**GIVEN INSTRUCTION A:** Please summarize the Fourier series post in two sentences.
**GIVEN INSTRUCTION B:** In the Fourier series post, at what value of x does the function in the second example jump?

[math-fun] Compute a Function From its Fourier Series?
One of the first examples of Fourier series that a student encounters is something like this: f(x) = x/2, for -Pi < x < Pi. The Fourier series is Sum[ (-1)^(n+1)/n * Sin[n x] ]. A second, more complicated example is: f(x) = -Pi/2, for -Pi < x < 0, f(x) = Pi/2, for 0 < x < Pi. This Fourier series is Sum[ (1 - (-1)^n)/n * Sin[n x] ]. Can one work backwards, from the coefficients to the function? That is: given an expression in n, say, c(n) = (-1)^(n+1)/n, can one find the function that has c(n) as its coefficients? This seems difficult, especially because in the second example, the function consists of two distinct pieces over [-Pi, Pi], and as part of the calculation, you'd have to find the point (x = 0) where the function jumps. One could plot 1000 terms of Sum[ c(n) * Sin[n x] ] for -Pi < x < Pi, then try to guess what the expressions and points of discontinuity of f(x) are. Or, one could compute 1000 terms for many x's and do curve fitting, but guessing would be involved here, too. But is there a systematic method to do this? Bob Baillie
Quoting Robert Baillie <rjbaillie@frii.com>:
Can one work backwards, from the coefficients to the function?
That is: given an expression in n, say, c(n) = (-1)^(n+1)/n, can one find the function that has c(n) as its coefficients?
This seems difficult, especially because in the second example, the function consists of two distinct pieces over [-Pi, Pi], and as part of th calculation, you'd have to find the point (x = 0) where the function jumps.

**DATA BLOCK:**
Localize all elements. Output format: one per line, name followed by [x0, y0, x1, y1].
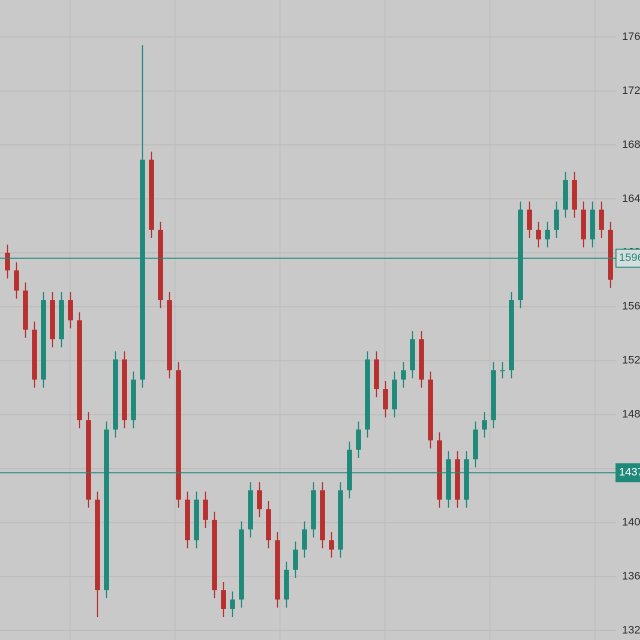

**REPLY A:** The post gives two standard Fourier series examples, f(x) = x/2 on -Pi < x < Pi and a piecewise function equal to -Pi/2 on one side of x = 0 and Pi/2 on the other, and asks whether one can work backwards from an expression for the coefficients c(n) to the function itself. It notes that this seems difficult, especially when the function jumps, and that plotting or curve fitting 1000 terms would involve guessing, so it asks whether a systematic method exists.

**REPLY B:** x = 0